(TASK DESCRIPTION):
Go through each line of the records below and count those with the word "nvidia"; give only the total.

(GIVEN DATA):
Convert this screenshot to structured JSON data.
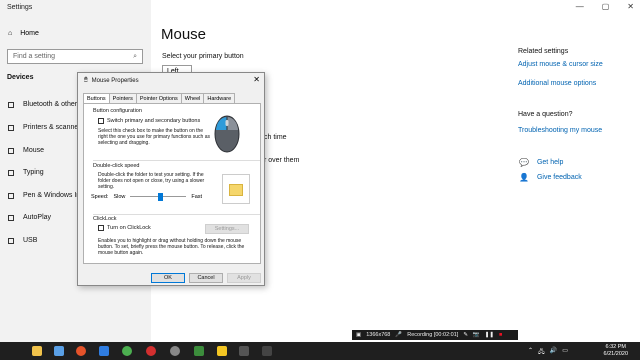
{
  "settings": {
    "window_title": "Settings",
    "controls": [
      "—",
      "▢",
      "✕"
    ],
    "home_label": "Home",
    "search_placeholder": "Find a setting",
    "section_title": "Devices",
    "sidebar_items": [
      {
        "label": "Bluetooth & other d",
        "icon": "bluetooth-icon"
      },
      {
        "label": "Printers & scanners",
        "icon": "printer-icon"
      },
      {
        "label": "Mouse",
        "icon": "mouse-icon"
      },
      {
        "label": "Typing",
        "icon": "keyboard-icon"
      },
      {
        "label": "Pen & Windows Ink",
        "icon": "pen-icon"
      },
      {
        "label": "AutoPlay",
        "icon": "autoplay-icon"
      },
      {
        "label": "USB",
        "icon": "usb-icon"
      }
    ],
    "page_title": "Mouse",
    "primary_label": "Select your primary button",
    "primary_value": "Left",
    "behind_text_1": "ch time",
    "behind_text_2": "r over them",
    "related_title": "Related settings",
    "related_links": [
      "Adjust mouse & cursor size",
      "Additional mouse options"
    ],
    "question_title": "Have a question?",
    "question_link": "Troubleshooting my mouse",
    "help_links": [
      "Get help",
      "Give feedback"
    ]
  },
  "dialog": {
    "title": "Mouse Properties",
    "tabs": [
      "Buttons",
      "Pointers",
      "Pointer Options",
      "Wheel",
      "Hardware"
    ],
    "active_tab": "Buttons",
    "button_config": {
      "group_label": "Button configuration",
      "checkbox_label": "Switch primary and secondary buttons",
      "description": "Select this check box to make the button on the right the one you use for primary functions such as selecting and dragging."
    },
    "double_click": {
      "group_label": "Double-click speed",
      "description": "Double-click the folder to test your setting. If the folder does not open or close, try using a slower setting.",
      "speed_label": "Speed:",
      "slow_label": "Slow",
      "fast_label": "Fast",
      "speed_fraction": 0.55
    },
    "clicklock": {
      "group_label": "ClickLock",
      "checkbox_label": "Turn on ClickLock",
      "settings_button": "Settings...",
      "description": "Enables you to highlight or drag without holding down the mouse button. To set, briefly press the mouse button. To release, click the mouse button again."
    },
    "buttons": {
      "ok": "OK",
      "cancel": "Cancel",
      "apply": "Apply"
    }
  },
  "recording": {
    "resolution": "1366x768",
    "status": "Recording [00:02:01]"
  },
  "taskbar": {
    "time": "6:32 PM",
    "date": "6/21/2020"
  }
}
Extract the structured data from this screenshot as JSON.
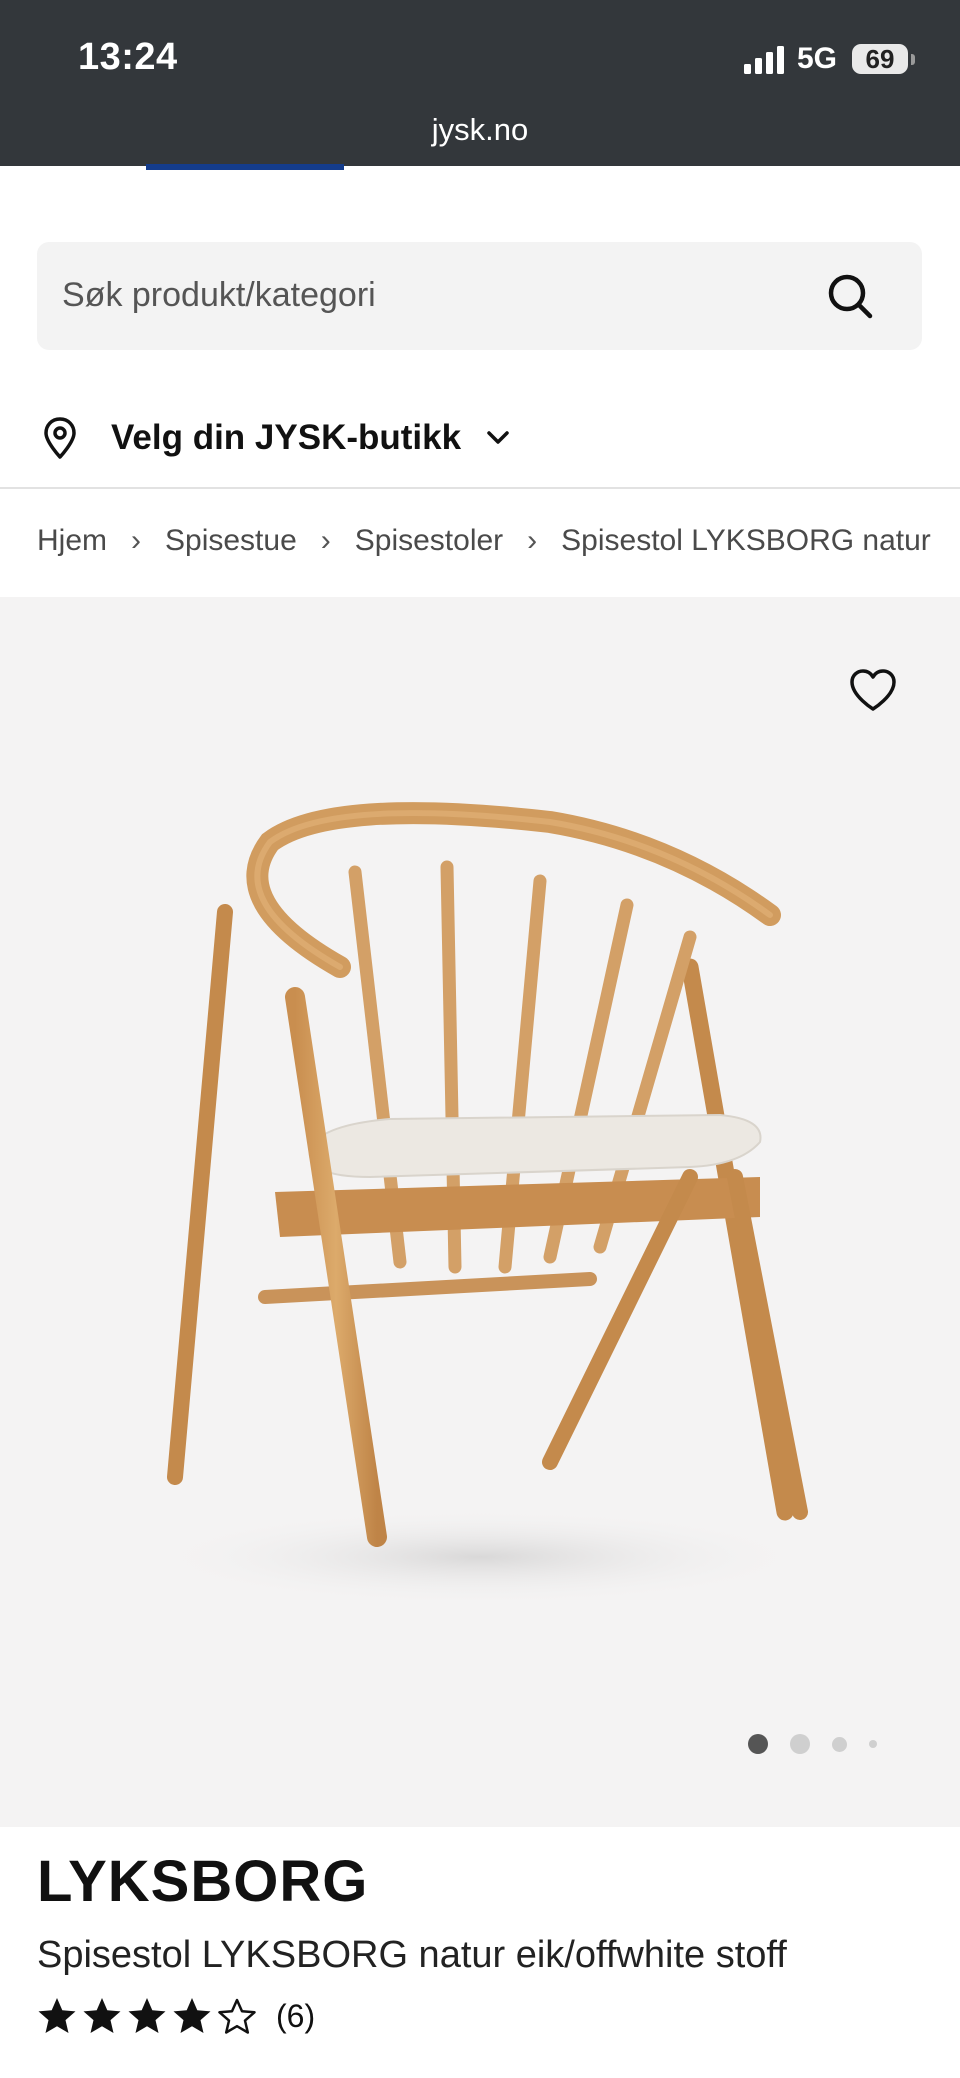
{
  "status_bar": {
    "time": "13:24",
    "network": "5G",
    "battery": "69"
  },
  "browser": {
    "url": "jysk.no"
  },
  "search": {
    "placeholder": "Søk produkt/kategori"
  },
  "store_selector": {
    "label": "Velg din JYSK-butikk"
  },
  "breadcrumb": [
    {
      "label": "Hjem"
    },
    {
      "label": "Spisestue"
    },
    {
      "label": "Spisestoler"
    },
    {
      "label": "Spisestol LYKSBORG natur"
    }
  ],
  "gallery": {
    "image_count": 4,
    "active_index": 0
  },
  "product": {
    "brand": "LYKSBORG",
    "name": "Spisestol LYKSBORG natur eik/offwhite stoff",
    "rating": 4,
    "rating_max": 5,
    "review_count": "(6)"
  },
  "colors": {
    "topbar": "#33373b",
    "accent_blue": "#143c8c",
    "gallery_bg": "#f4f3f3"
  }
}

* * *

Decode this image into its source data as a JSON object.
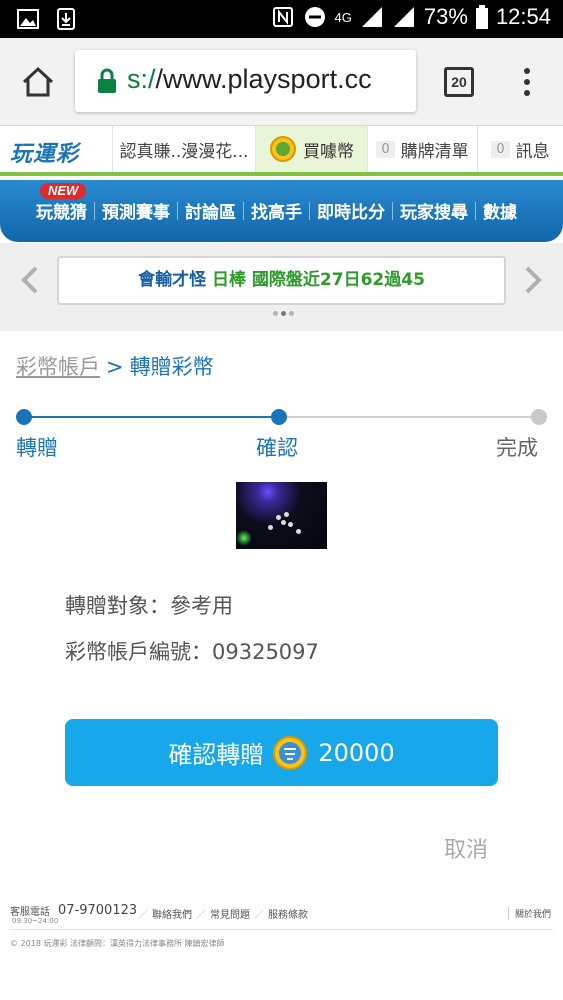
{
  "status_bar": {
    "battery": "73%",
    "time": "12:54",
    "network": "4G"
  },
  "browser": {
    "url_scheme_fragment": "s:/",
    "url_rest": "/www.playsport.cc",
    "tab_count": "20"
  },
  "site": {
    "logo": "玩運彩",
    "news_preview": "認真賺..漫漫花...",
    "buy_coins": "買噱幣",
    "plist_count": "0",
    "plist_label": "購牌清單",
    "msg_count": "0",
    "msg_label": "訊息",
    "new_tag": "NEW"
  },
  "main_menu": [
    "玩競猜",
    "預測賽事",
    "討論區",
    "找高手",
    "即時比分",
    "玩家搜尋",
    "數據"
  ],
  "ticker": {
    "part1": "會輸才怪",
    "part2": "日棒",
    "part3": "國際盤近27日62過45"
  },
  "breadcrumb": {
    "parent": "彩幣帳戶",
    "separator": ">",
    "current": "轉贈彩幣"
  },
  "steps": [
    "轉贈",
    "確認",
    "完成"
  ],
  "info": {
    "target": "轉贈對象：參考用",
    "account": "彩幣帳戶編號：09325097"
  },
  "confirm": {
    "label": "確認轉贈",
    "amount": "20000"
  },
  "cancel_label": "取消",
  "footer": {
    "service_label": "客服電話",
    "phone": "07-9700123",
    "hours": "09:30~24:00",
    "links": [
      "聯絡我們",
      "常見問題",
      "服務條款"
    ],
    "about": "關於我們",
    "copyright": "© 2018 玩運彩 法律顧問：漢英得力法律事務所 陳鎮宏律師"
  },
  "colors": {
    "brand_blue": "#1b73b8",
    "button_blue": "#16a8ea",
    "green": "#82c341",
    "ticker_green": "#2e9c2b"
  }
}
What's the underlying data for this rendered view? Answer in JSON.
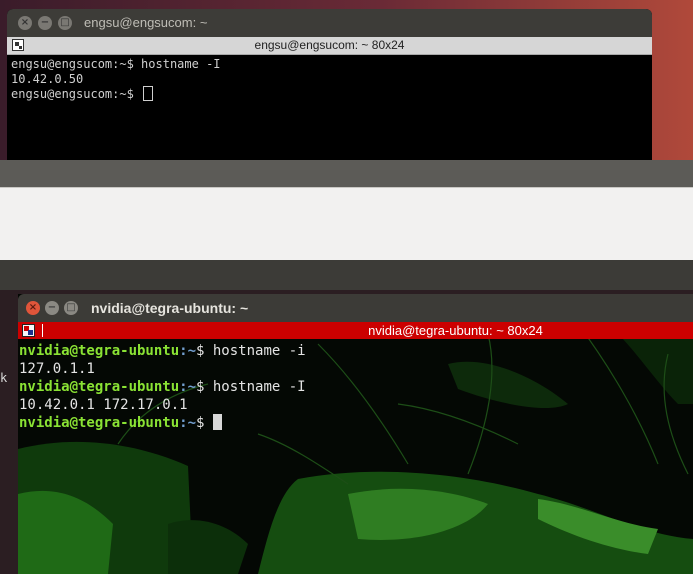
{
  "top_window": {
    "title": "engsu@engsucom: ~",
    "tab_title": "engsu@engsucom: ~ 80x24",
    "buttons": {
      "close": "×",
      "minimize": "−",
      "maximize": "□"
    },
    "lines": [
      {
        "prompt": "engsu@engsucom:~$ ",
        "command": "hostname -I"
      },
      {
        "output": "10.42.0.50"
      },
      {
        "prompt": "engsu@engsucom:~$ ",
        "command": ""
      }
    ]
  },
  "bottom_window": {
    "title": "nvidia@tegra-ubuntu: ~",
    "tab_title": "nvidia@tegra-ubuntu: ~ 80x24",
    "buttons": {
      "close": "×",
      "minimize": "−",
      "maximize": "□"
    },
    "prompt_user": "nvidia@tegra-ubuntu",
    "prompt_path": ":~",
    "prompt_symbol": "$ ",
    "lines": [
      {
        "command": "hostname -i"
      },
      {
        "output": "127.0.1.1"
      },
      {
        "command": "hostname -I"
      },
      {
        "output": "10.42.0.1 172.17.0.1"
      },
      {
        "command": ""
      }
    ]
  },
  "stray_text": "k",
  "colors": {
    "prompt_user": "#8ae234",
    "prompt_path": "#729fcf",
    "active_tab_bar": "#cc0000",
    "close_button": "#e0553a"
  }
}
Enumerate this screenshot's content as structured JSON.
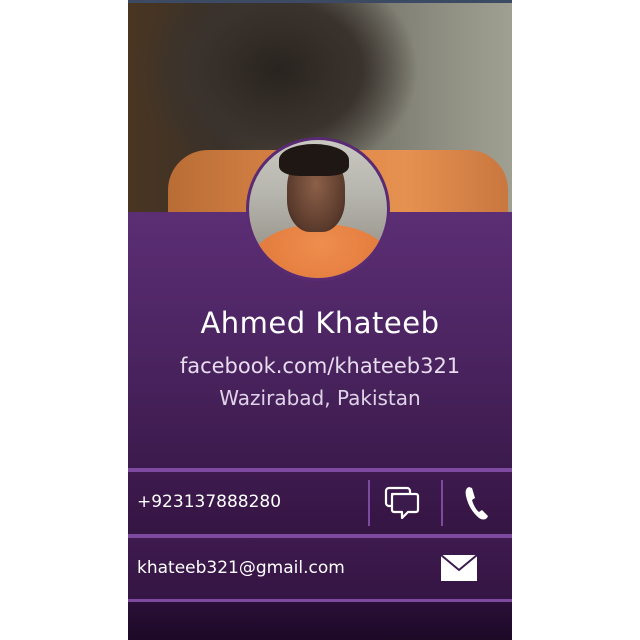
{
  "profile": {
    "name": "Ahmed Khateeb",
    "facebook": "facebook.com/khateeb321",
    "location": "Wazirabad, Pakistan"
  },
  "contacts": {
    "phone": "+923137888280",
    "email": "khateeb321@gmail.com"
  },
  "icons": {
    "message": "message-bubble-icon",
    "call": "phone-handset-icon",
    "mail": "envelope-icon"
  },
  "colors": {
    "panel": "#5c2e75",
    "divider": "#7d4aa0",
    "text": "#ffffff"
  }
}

---

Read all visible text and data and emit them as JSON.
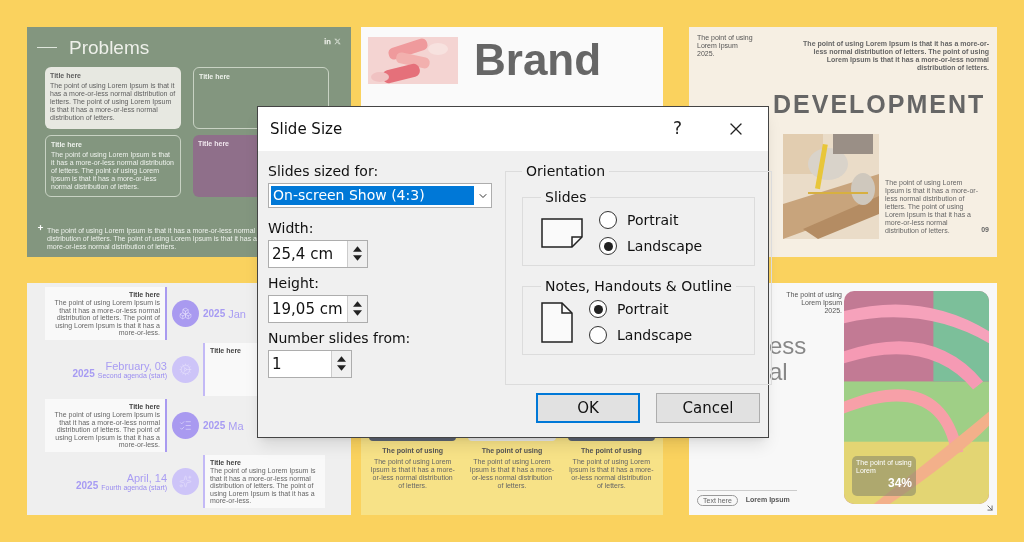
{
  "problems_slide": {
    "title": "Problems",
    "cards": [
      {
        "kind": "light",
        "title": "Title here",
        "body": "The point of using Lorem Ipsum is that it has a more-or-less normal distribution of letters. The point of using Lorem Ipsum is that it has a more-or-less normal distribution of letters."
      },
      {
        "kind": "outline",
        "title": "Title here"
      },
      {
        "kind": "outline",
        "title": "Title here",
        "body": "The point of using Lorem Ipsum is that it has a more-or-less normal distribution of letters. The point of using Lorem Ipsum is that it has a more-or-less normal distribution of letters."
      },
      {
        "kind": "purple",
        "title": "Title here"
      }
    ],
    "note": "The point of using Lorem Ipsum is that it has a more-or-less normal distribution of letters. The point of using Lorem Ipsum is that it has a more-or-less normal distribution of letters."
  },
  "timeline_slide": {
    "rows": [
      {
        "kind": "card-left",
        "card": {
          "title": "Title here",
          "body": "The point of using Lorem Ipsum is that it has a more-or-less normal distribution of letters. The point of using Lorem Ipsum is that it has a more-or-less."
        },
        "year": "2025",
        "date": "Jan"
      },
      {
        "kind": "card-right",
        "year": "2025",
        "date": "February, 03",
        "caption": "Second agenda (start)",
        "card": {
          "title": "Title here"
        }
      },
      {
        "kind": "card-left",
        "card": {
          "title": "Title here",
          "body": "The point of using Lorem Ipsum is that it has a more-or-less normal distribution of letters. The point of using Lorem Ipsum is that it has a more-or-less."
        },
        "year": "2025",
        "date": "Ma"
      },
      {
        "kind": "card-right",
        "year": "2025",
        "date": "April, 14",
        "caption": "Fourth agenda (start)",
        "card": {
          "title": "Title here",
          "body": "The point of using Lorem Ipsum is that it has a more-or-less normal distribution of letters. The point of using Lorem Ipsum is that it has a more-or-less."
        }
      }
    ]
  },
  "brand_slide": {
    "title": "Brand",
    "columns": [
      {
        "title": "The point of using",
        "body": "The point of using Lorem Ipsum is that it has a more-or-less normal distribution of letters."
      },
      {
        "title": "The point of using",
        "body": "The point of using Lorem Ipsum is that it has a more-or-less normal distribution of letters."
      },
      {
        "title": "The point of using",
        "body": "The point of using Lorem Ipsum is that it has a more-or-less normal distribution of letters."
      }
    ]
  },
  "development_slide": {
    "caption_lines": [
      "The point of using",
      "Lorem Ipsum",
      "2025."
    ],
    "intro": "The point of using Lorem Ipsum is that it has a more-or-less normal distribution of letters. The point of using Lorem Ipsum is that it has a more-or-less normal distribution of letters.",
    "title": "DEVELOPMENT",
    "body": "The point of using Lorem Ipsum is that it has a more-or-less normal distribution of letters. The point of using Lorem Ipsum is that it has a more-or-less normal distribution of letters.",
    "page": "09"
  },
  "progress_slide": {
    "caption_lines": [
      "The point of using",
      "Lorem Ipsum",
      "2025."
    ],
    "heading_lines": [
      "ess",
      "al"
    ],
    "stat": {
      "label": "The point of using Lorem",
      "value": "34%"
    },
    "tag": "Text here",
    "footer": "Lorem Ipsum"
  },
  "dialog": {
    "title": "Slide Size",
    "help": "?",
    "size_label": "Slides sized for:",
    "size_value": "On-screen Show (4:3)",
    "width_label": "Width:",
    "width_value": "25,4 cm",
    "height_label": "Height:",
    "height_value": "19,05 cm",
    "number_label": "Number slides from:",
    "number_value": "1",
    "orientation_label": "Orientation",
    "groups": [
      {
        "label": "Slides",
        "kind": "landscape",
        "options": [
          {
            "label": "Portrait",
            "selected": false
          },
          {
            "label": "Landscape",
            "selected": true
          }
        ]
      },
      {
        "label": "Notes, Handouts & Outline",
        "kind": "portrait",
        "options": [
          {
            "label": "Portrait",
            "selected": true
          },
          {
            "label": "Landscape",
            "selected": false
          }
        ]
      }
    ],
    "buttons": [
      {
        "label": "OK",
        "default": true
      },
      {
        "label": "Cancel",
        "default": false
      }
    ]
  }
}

(WORKED ANSWER):
3